### Source
==========

The Bang Groups Beloved, Witty Response to "The Nutcracker" Celebrates Two Decades!

*Dancers in Title Photo: (L to R) Louise Benkelman, Nic Petry,Deborah Lohse, Stephanie Grover, Dylan Baker, Isaac Lerner, Chelsea Ainsworth, Jeffrey Kazin, Amber Sloan, Tommy Seibold


Venue: The Flea Theater, 20 Thomas Street, between Broadway and Church Street, New York, NY

Tickets" $30 general admission, and $25 for artists, seniors, and students. Visit https://www.brownpapertickets.com/event/5591488.

Dates: Thursday, December 15th through Saturday, December 17th 

Showtimes: Thursday, Friday, Saturday @ 7 PM; Saturday Matinee @ 3 PM


David Parker managed to escape performing in The Nutcracker as a child, but the choreographer of Nut/Cracked, the irreverent riff on the holiday classic, which returns to The Flea Theater, December 15 - 17, found his reprieve was only temporary.

Everyone’s favorite Christmas show is not so easy to brush off, and, as it turned out, The Nutcracker had plans for him. The wily spectacle bided its time, waiting to strike until Parker was 43 years old. Then, to his surprise, he found himself in pointe shoes, “like a dog on its hind legs,” he says, performing to a jazz version of Tchaikovsky’s score.

==========

### Data section
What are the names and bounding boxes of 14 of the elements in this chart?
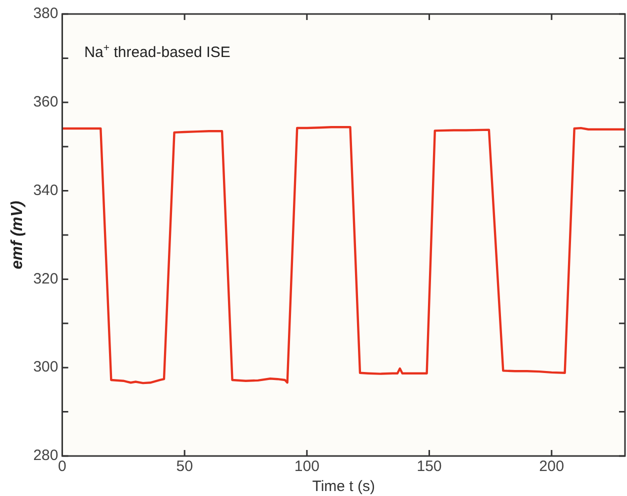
x-axis-title: Time t (s) (312, 478, 376, 496)
x-tick-label: 0 (58, 458, 66, 476)
x-tick-label: 100 (294, 458, 320, 476)
y-tick-label: 340 (33, 182, 58, 199)
y-tick-label: 320 (33, 270, 58, 288)
x-tick-label: 50 (176, 458, 193, 476)
y-tick-label: 300 (33, 358, 58, 376)
x-tick-label: 200 (539, 458, 564, 476)
y-axis-title: emf (mV) (9, 200, 26, 270)
y-tick-label: 380 (33, 5, 58, 22)
annotation: Na+ thread-based ISE (84, 42, 230, 61)
x-tick-label: 150 (416, 458, 442, 476)
y-tick-label: 280 (33, 447, 58, 464)
y-tick-label: 360 (33, 94, 58, 111)
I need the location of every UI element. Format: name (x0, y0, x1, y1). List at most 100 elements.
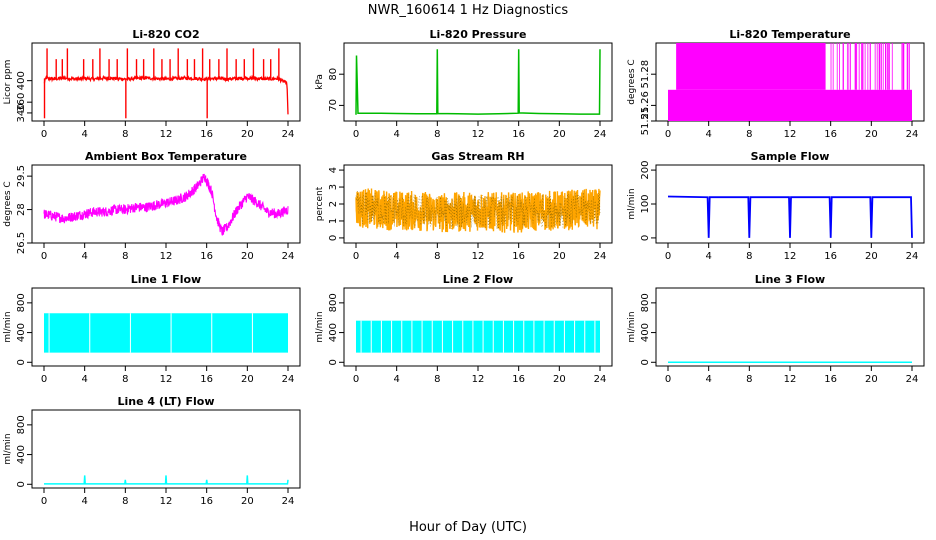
x-tick-label: 4 (81, 251, 87, 262)
series-0 (355, 49, 601, 115)
x-tick-label: 16 (512, 129, 525, 140)
y-tick-label: 2 (328, 201, 339, 207)
x-tick-label: 24 (282, 374, 295, 385)
panel-2: Li-820 Temperature degrees C 0 4 8 12 16 20 24 51… (627, 28, 925, 140)
y-axis-label: kPa (315, 74, 325, 90)
y-axis-label: degrees C (3, 181, 13, 226)
panel-title: Li-820 Pressure (430, 28, 527, 41)
y-axis-label: Licor ppm (3, 60, 13, 105)
figure-title: NWR_160614 1 Hz Diagnostics (368, 3, 569, 18)
x-tick-label: 20 (553, 374, 566, 385)
series-0 (667, 195, 913, 238)
x-tick-label: 12 (472, 129, 485, 140)
x-tick-label: 16 (824, 129, 837, 140)
panel-7: Line 2 Flow ml/min 0 4 8 12 16 20 24 0 400 800 (315, 273, 613, 385)
x-tick-label: 0 (41, 374, 47, 385)
x-tick-label: 24 (906, 129, 919, 140)
dense-block (668, 89, 912, 121)
y-tick-label: 28 (16, 203, 27, 216)
y-tick-label: 26.5 (16, 232, 27, 254)
x-tick-label: 12 (472, 251, 485, 262)
y-tick-label: 340 (16, 103, 27, 122)
y-tick-label: 1 (328, 218, 339, 224)
series-line (355, 188, 601, 233)
x-tick-label: 0 (41, 251, 47, 262)
x-tick-label: 16 (200, 496, 213, 507)
series-line (43, 173, 289, 236)
y-tick-label: 0 (328, 235, 339, 241)
series-line (44, 475, 289, 485)
y-tick-label: 800 (16, 293, 27, 312)
x-tick-label: 12 (160, 251, 173, 262)
x-tick-label: 4 (393, 129, 399, 140)
x-tick-label: 8 (746, 129, 752, 140)
panel-frame (31, 42, 301, 122)
x-tick-label: 4 (393, 374, 399, 385)
flow-band (356, 320, 600, 353)
x-tick-label: 4 (705, 251, 711, 262)
x-tick-label: 0 (665, 251, 671, 262)
x-tick-label: 16 (512, 251, 525, 262)
x-tick-label: 4 (81, 129, 87, 140)
panel-title: Line 1 Flow (131, 273, 201, 286)
x-tick-label: 20 (865, 129, 878, 140)
x-tick-label: 24 (282, 496, 295, 507)
panel-5: Sample Flow ml/min 0 4 8 12 16 20 24 0 100 200 (627, 150, 925, 262)
y-axis-label: ml/min (315, 311, 325, 342)
series-line (43, 74, 289, 115)
y-tick-label: 800 (328, 293, 339, 312)
y-tick-label: 51.28 (640, 60, 651, 89)
y-axis-label: percent (315, 186, 325, 221)
x-tick-label: 12 (160, 374, 173, 385)
x-tick-label: 0 (353, 374, 359, 385)
x-tick-label: 8 (122, 496, 128, 507)
x-tick-label: 8 (434, 129, 440, 140)
x-tick-label: 20 (865, 374, 878, 385)
x-tick-label: 24 (594, 374, 607, 385)
panel-title: Sample Flow (751, 150, 830, 163)
x-tick-label: 24 (282, 251, 295, 262)
panel-title: Gas Stream RH (431, 150, 524, 163)
series-0 (44, 313, 288, 353)
series-0 (356, 320, 600, 353)
panel-6: Line 1 Flow ml/min 0 4 8 12 16 20 24 0 400 800 (3, 273, 301, 385)
x-tick-label: 20 (553, 251, 566, 262)
y-tick-label: 400 (328, 323, 339, 342)
y-tick-label: 3 (328, 184, 339, 190)
x-tick-label: 0 (665, 129, 671, 140)
x-tick-label: 12 (160, 496, 173, 507)
x-tick-label: 12 (784, 374, 797, 385)
x-tick-label: 4 (81, 496, 87, 507)
panel-title: Line 4 (LT) Flow (118, 395, 215, 408)
panel-8: Line 3 Flow ml/min 0 4 8 12 16 20 24 0 400 800 (627, 273, 925, 385)
x-tick-label: 8 (434, 251, 440, 262)
series-0 (43, 173, 289, 236)
series-0 (355, 188, 601, 233)
y-axis-label: ml/min (3, 311, 13, 342)
x-tick-label: 20 (241, 129, 254, 140)
y-tick-label: 29.5 (16, 165, 27, 187)
x-tick-label: 24 (282, 129, 295, 140)
x-tick-label: 8 (122, 374, 128, 385)
panel-frame (343, 42, 613, 122)
y-tick-label: 0 (16, 359, 27, 365)
x-tick-label: 16 (512, 374, 525, 385)
y-tick-label: 51.26 (640, 91, 651, 120)
x-tick-label: 24 (906, 374, 919, 385)
panel-1: Li-820 Pressure kPa 0 4 8 12 16 20 24 70 80 (315, 28, 613, 140)
x-tick-label: 8 (746, 374, 752, 385)
y-tick-label: 0 (328, 359, 339, 365)
x-tick-label: 24 (594, 251, 607, 262)
y-axis-label: ml/min (627, 188, 637, 219)
panel-title: Li-820 CO2 (132, 28, 199, 41)
series-line (355, 49, 601, 115)
x-tick-label: 20 (241, 374, 254, 385)
panel-frame (655, 287, 925, 367)
panel-title: Li-820 Temperature (729, 28, 850, 41)
x-tick-label: 20 (241, 496, 254, 507)
x-tick-label: 4 (705, 129, 711, 140)
x-tick-label: 8 (434, 374, 440, 385)
x-tick-label: 4 (393, 251, 399, 262)
panel-title: Line 2 Flow (443, 273, 513, 286)
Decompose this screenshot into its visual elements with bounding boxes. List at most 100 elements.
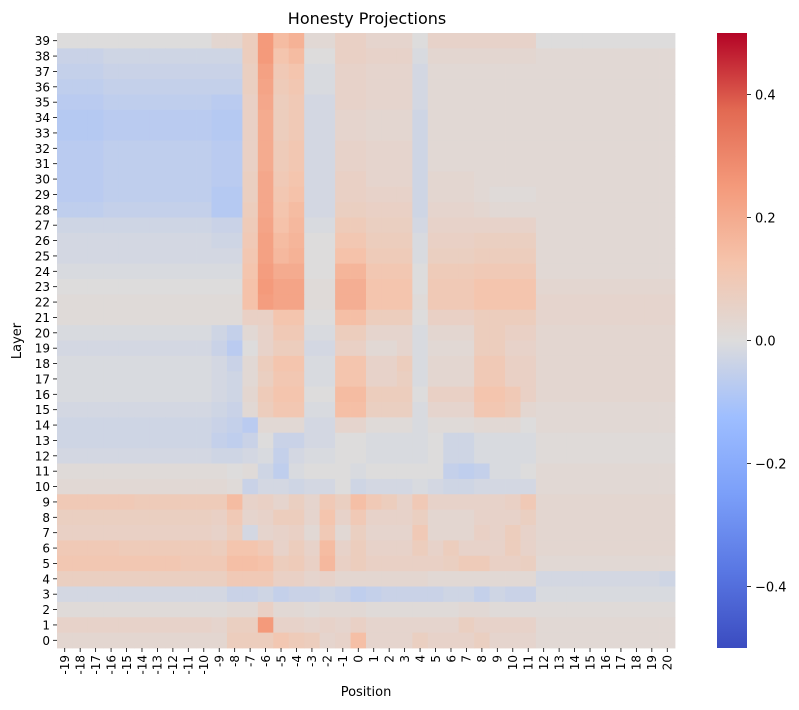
heatmap-cell [288, 309, 305, 326]
heatmap-cell [57, 140, 73, 157]
heatmap-cell [350, 555, 367, 572]
heatmap-cell [242, 279, 259, 295]
heatmap-cell [288, 417, 305, 434]
heatmap-cell [335, 386, 351, 403]
heatmap-cell [474, 555, 490, 572]
heatmap-cell [644, 33, 660, 49]
heatmap-cell [644, 417, 660, 434]
heatmap-cell [505, 325, 521, 341]
heatmap-cell [458, 371, 475, 388]
heatmap-cell [551, 186, 568, 203]
heatmap-cell [520, 109, 537, 126]
heatmap-cell [566, 279, 583, 295]
heatmap-cell [257, 171, 274, 188]
heatmap-cell [644, 125, 660, 142]
heatmap-cell [134, 202, 151, 218]
heatmap-cell [165, 601, 181, 618]
heatmap-cell [659, 494, 676, 511]
heatmap-cell [505, 478, 521, 495]
heatmap-cell [566, 463, 583, 480]
heatmap-cell [335, 571, 351, 587]
heatmap-cell [427, 540, 444, 557]
y-tick-label: 31 [35, 157, 50, 171]
heatmap-cell [242, 402, 259, 418]
heatmap-cell [659, 417, 676, 434]
heatmap-cell [72, 448, 89, 464]
heatmap-cell [304, 632, 321, 649]
heatmap-cell [72, 279, 89, 295]
heatmap-cell [242, 309, 259, 326]
heatmap-cell [165, 140, 181, 157]
heatmap-cell [644, 94, 660, 111]
heatmap-cell [242, 509, 259, 526]
heatmap-cell [381, 79, 398, 95]
heatmap-cell [659, 94, 676, 111]
heatmap-cell [520, 140, 537, 157]
heatmap-cell [335, 140, 351, 157]
heatmap-cell [628, 463, 645, 480]
heatmap-cell [520, 171, 537, 188]
heatmap-cell [628, 478, 645, 495]
heatmap-cell [149, 171, 166, 188]
heatmap-cell [535, 109, 552, 126]
heatmap-cell [659, 525, 676, 541]
heatmap-cell [57, 386, 73, 403]
heatmap-cell [366, 417, 382, 434]
heatmap-cell [242, 617, 259, 634]
heatmap-cell [103, 156, 120, 172]
heatmap-cell [427, 263, 444, 280]
heatmap-cell [613, 478, 630, 495]
heatmap-cell [57, 494, 73, 511]
heatmap-cell [628, 632, 645, 649]
heatmap-cell [489, 586, 506, 603]
heatmap-cell [118, 156, 135, 172]
heatmap-cell [211, 402, 228, 418]
heatmap-cell [180, 94, 197, 111]
heatmap-cell [659, 463, 676, 480]
heatmap-cell [566, 355, 583, 372]
heatmap-cell [288, 125, 305, 142]
heatmap-cell [366, 509, 382, 526]
heatmap-cell [443, 109, 460, 126]
heatmap-cell [180, 601, 197, 618]
heatmap-cell [489, 294, 506, 311]
heatmap-cell [535, 186, 552, 203]
heatmap-cell [196, 386, 212, 403]
heatmap-cell [474, 125, 490, 142]
heatmap-cell [366, 48, 382, 65]
heatmap-cell [474, 325, 490, 341]
heatmap-cell [226, 33, 243, 49]
heatmap-cell [319, 63, 336, 80]
heatmap-cell [613, 540, 630, 557]
heatmap-cell [196, 571, 212, 587]
heatmap-cell [211, 248, 228, 265]
heatmap-cell [87, 555, 104, 572]
heatmap-cell [566, 402, 583, 418]
heatmap-cell [427, 448, 444, 464]
heatmap-cell [381, 156, 398, 172]
heatmap-cell [659, 571, 676, 587]
heatmap-cell [597, 33, 614, 49]
heatmap-cell [57, 340, 73, 357]
heatmap-cell [103, 309, 120, 326]
heatmap-cell [288, 478, 305, 495]
heatmap-cell [427, 309, 444, 326]
heatmap-cell [165, 478, 181, 495]
heatmap-cell [551, 509, 568, 526]
heatmap-cell [659, 402, 676, 418]
heatmap-cell [134, 340, 151, 357]
heatmap-cell [118, 109, 135, 126]
heatmap-cell [489, 217, 506, 234]
heatmap-cell [335, 202, 351, 218]
heatmap-cell [57, 509, 73, 526]
heatmap-cell [103, 571, 120, 587]
heatmap-cell [551, 632, 568, 649]
heatmap-cell [505, 432, 521, 449]
heatmap-cell [381, 540, 398, 557]
heatmap-cell [412, 601, 429, 618]
heatmap-cell [366, 125, 382, 142]
heatmap-cell [226, 432, 243, 449]
heatmap-cell [443, 601, 460, 618]
heatmap-cell [489, 33, 506, 49]
x-tick-label: 5 [429, 655, 443, 663]
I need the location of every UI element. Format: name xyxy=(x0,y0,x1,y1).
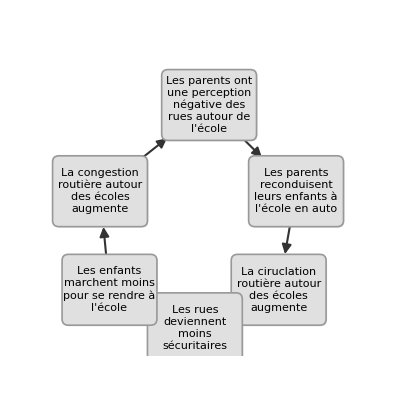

==========

### Task instructions
1 – Using the Nut/Cracked announcement, answer the following:
(a) What is the ticket price for students?
(b) At what time does the Saturday matinee begin?
(c) At what age did Parker find himself in pointe shoes?
2 – Write the next part of the Nut/Cracked announcement, picking up after its final sentence.

### The results
1 –
(a) $25
(b) 3 PM
(c) 43 years old

2 –
 
 

That was in 2002, when Parker’s company, The Bang Group, gave the first performances of Nut/Cracked, at the Carlo Felice opera house in Genoa, Italy. Parker’s queer-friendly, Pop version made its American debut the following year at Dance Theater Workshop, and since then Nut/Cracked has come back each season, winning the hearts of hip, downtown audiences and touring the college circuit. “The Nutcracker was sort of hovering around, waiting to drop — and it did,” Parker says.

black man with grey dreads center stage holds a little Christmas tree high in the air
Clarence Brooks in Nut/Cracked; photo via artandimages photography.com

Parker wasn’t immediately convinced, however, when Italian presenter Giovanni Bruno suggested he expand Suck, a duet for two men set to the music of The Nutcracker’s Grand Pas de Deux, into an evening-length production. “At first I was daunted,” Parker says. “I thought, do I really want to take this on?” What changed his mind was hearing a 1947 recording of Fred Waring and the Pennsylvanians singing an arrangement of the Nutcracker Suite for mixed chorus. “Somebody wrote lyrics, really stupid lyrics, and they sing them,” Parker explains. The campy recording was a treasured memento that Parker’s life-partner and fellow choreographer Keith Michael had saved from childhood. “He showed [it] to me, and I thought, ‘Oh, my God, I think I can do this.’” Parker says. Jazz interpretations of the score by Duke Ellington and Glenn Miller also served as a bridge to Tchaikovsky for this post-modern choreographer, who trained as a tap dancer.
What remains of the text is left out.